» Given task 1
Copy the passage on China's One Belt, One Road project from "Stripping away the" up to and including "and shared prosperity.".

In March this year, representatives from 65 countries gathered in Beijing for a two day summit to showcase China’s $1 trillion One Belt, One Road (OBOR) trade and investment project.

Dubbed “the new Silk Road,” OBOR aims to build a network of trade routes connecting Asia, Africa, the Middle East and Europe – a collective GDP of $2.1 trillion and 4.4 billion consumers.

In the months since, the publicity machine for OBOR has gone into overdrive . Documentaries have focused on the history of cities in the network, while analysts have highlighted China’s need to absorb excess domestic capacity, sustain employment and cement strategic ties to support its "Peaceful Rise" as the region’s economic powerhouse.

With China making a concerted push to expand its economic sphere well beyond its geographic borders, what opportunities or challenges does this present for businessmen and corporate executives?

Age of adventure

Stripping away the complexity and political narrative of OBOR, we find a marketing strategy that delivers sophisticated branding, meaningful product segments and a sustainable business model.

By positioning the project as a new Silk Road, for example, the OBOR brand is evoking an age of adventure, cultural exchange and shared prosperity.

The Silk Road brand is deeply embedded in history and carries positive memories of the productive exchange of goods, culture, religion and friendship that formed a bridge between Eastern and Western civilization.

It comes too with brand ambassadors like Venetian explorer Marco Polo and Chinese admiral Zheng He, whose Ming Dynasty treasure fleets visited ports as far as the east coast of Africa in what is portrayed as a model of peaceful trade and prosperity.

» Rows
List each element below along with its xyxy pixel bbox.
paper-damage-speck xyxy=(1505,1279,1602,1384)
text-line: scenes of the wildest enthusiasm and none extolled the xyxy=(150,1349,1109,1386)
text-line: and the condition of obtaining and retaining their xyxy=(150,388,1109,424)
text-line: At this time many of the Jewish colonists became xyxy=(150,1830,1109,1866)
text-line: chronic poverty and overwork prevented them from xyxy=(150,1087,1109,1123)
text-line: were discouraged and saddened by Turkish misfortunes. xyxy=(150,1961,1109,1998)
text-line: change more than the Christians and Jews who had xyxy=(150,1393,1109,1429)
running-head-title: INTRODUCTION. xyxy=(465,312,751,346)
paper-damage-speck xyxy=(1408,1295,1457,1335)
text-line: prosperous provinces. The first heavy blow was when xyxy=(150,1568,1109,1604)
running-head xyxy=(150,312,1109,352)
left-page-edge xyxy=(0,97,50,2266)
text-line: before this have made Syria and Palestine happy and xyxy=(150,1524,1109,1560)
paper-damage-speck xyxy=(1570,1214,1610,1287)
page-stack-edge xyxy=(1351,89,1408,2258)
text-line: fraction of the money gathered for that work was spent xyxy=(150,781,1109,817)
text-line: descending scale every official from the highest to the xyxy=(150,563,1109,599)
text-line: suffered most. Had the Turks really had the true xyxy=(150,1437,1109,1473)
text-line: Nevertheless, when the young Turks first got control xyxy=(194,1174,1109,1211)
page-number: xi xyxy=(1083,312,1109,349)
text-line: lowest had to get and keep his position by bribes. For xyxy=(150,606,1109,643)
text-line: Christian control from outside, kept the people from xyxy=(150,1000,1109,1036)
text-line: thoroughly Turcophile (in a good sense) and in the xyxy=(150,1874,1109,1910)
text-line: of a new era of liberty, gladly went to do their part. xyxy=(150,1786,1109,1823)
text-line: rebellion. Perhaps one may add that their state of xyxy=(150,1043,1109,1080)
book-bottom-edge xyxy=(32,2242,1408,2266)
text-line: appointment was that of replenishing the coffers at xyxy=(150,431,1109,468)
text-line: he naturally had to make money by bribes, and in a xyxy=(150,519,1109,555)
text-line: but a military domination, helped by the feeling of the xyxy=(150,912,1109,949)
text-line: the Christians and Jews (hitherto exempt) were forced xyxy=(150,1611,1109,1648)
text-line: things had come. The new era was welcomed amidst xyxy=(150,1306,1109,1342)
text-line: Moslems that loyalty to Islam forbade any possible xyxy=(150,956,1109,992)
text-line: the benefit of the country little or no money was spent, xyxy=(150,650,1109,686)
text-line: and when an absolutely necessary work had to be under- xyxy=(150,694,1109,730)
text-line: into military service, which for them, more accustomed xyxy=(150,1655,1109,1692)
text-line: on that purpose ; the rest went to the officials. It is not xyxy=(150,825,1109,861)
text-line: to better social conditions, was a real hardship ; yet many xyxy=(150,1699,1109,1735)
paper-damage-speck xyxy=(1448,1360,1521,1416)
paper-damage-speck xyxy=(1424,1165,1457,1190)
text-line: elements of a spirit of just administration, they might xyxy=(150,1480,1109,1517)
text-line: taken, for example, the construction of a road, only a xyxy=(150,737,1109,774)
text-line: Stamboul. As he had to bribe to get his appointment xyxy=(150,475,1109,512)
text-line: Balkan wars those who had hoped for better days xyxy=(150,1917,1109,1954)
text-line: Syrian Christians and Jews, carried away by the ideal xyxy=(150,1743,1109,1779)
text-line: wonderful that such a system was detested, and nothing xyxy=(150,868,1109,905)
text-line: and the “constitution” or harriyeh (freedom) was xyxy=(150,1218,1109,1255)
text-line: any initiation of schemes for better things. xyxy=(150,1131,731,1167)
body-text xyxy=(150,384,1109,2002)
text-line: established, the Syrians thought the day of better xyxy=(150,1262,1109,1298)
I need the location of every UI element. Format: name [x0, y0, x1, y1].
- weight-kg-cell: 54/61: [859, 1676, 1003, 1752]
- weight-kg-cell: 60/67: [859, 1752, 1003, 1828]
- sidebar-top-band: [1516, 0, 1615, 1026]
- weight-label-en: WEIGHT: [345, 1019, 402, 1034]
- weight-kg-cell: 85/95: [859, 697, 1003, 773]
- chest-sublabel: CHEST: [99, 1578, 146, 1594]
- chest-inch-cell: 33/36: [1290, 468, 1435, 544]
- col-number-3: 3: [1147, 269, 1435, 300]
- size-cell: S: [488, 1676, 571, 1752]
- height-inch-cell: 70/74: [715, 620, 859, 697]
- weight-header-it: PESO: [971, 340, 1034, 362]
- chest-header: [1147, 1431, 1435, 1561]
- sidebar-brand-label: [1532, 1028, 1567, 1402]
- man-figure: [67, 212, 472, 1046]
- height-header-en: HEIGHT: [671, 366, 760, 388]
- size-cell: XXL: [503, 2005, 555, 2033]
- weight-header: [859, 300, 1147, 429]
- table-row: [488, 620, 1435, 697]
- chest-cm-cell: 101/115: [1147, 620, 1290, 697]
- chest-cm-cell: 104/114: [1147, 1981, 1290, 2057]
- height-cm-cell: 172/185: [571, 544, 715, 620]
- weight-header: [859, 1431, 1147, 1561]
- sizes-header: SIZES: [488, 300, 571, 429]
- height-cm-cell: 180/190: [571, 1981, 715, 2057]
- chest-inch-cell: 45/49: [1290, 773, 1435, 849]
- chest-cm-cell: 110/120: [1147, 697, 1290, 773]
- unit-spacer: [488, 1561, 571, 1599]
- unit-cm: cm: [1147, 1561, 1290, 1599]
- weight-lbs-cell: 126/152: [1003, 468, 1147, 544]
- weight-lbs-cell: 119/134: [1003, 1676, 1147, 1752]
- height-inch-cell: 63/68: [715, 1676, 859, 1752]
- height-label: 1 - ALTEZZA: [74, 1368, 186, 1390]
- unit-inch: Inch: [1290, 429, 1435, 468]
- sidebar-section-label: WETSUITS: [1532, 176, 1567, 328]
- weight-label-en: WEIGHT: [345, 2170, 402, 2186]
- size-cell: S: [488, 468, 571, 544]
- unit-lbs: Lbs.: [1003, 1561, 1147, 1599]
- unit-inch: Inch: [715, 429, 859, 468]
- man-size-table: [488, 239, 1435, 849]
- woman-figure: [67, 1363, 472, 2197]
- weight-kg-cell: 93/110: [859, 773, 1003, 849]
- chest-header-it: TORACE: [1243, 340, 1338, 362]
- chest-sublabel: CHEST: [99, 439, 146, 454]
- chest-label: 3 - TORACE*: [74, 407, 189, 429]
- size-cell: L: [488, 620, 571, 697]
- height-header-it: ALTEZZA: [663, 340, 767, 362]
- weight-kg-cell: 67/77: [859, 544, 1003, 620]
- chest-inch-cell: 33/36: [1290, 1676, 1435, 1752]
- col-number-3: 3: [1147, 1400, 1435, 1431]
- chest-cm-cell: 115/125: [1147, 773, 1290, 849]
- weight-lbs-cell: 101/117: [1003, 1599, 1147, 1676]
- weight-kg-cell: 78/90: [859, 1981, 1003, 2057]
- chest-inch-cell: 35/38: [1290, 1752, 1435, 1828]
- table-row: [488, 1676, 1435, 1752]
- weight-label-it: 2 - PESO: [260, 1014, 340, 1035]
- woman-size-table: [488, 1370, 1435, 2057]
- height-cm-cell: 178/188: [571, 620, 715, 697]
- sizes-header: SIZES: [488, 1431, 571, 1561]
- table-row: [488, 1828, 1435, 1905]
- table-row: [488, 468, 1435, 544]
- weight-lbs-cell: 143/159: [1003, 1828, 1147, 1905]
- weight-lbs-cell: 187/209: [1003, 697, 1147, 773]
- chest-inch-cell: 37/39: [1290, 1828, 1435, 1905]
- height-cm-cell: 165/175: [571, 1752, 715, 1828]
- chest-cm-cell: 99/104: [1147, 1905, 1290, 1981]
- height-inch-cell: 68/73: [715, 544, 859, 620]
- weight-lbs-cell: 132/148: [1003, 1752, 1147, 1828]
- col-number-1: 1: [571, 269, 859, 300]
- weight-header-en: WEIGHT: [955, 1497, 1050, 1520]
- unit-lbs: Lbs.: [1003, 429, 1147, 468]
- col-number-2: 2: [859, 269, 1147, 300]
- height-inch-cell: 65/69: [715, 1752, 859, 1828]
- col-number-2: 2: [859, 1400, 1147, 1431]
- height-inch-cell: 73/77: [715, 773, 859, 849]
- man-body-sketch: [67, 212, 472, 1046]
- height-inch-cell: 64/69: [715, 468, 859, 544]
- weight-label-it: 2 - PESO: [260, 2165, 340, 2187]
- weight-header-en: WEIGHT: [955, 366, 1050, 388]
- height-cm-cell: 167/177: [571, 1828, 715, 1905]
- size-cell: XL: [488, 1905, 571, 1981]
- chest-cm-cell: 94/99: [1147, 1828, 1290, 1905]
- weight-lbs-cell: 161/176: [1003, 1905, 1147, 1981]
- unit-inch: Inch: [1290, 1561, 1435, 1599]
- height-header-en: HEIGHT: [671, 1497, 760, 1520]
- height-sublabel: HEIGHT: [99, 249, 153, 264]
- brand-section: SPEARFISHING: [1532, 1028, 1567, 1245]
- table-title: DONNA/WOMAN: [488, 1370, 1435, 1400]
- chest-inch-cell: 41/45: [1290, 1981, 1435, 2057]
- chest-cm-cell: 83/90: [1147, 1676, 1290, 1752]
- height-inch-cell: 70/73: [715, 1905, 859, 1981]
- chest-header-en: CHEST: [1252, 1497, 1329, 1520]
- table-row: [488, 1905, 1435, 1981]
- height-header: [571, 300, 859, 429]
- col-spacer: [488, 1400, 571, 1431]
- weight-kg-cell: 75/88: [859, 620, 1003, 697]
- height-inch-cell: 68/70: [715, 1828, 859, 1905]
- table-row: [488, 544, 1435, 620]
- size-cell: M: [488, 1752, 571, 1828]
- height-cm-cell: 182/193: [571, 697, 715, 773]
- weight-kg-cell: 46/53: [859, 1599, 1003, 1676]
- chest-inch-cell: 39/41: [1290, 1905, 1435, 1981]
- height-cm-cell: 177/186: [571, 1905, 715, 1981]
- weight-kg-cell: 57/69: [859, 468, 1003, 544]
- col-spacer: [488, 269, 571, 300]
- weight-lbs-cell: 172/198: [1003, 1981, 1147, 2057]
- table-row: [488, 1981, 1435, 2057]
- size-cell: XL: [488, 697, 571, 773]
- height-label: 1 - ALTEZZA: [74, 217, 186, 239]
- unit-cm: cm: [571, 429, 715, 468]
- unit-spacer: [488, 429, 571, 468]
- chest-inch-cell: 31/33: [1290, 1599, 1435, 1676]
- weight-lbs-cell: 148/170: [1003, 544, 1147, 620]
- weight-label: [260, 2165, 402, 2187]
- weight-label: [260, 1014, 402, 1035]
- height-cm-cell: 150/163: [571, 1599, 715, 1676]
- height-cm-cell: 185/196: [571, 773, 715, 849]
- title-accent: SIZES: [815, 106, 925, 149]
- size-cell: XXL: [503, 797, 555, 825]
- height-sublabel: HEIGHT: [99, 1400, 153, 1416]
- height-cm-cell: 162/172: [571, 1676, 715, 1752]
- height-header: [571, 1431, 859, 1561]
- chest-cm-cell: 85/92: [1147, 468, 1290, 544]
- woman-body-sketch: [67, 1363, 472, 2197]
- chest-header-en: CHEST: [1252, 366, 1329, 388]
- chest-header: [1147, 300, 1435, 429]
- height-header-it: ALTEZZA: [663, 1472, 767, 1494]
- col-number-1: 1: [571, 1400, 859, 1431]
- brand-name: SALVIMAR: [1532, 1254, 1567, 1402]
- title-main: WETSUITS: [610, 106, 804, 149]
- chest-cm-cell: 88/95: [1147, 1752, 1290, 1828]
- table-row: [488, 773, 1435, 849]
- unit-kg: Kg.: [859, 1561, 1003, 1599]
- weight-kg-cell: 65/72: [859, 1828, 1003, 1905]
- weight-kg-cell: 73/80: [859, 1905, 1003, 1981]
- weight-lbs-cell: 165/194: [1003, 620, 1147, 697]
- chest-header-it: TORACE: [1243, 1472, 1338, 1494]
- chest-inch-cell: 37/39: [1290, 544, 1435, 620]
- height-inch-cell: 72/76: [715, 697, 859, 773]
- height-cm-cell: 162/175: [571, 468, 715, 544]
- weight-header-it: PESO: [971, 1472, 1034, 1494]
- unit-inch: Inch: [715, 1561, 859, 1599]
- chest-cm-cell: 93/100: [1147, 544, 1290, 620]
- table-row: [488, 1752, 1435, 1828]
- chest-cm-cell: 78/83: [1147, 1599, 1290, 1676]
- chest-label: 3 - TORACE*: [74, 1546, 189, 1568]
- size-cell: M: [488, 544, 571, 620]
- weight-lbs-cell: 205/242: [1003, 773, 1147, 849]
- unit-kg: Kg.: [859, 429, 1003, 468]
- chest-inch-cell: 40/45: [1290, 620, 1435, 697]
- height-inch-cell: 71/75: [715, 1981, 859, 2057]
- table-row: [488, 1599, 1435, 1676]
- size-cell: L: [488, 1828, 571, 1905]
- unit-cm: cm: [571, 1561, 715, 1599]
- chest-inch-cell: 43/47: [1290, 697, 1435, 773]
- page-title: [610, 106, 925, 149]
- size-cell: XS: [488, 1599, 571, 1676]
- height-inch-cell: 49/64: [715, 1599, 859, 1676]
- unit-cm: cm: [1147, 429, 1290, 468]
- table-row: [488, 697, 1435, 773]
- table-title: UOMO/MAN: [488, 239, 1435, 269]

» Given task 2
List every line of the listing above that contains the word "them".

» Answer 1
Stripping away the complexity and political narrative of OBOR, we find a marketing strategy that delivers sophisticated branding, meaningful product segments and a sustainable business model.

By positioning the project as a new Silk Road, for example, the OBOR brand is evoking an age of adventure, cultural exchange and shared prosperity.

» Answer 2
text-line: chronic poverty and overwork prevented them from xyxy=(150,1087,1109,1123)
text-line: into military service, which for them, more accustomed xyxy=(150,1655,1109,1692)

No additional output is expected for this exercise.